--- start of EXCERPT PROVIDED ---

Development of Extinction Imagers for the Determination of Atmospheric Optical Extinction

(2014)

The primary goals of this project for JTO and ONR (Grant N00014-07-1-1060) were to further develop Extinction Imagers for use in the ocean environment, and to extend the capabilities into the Short Wave IR (SWIR).  Extinction Imaging is a method for determining the effective extinction coefficient over an extended path using a sensor at one end of the path.  It uses calibrated imagers to acquire the relative radiance of a dark target near the other the end of the path and the horizon sky in the direction of the dark target.  It is completely passive and thus covert, and the hardware is robust and relatively inexpensive.  It uses rigorous equations, which determine the extinction coefficient from the measured apparent contrast of the radiance of the dark target with respect to the horizon sky. 

 

The project was very successful.  We found that the ocean surface could readily be used as a dark target in red and SWIR wavelengths.  Both the red and the SWIR measurement results were excellent for daytime.  Comparisons with standard instruments, as well as uncertainty analysis, indicated that extinction imagers provide better measurements of the atmospheric extinction losses over extended paths than other methods of which we are aware.

--- end of EXCERPT PROVIDED ---
--- start of STORED DATA ---

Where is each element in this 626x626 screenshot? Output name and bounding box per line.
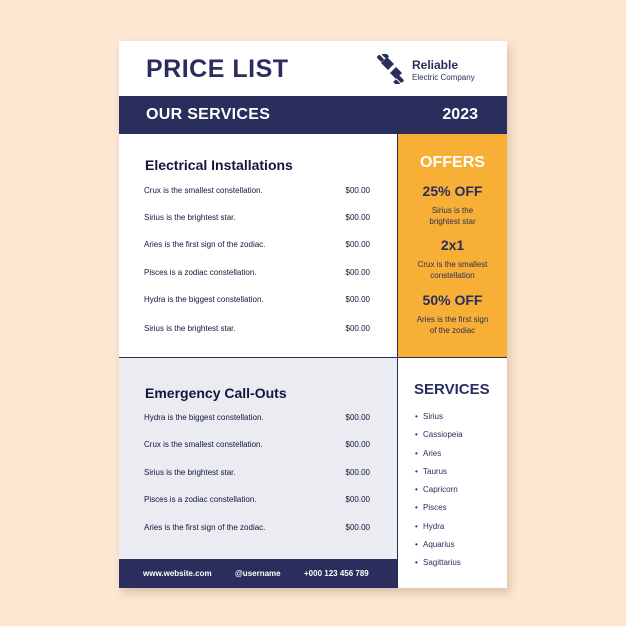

--- end of STORED DATA ---

*DIRECTION 1*: According to the extinction imagers excerpt, what could readily serve as a dark target at red and SWIR wavelengths?
*DIRECTION 2*: Carry the extinction imagers excerpt forward from its final sentence.

*EXPECTED OUTPUT 1*: The ocean surface.

*EXPECTED OUTPUT 2*:
 

Our secondary goals were to address the night regime, and to address slanted paths above the horizontal.  Regarding night, we found that the visible sensor acquired excellent data, but the ocean surface was not a good dark target in our wavelengths.  Recommendations on the handling of night are given in the report.  Regarding the lines of sight above the horizon, we developed a slant path algorithm that determines beam transmittance.  It performed very well.  Recommendations are made regarding integration of these techniques for military applications.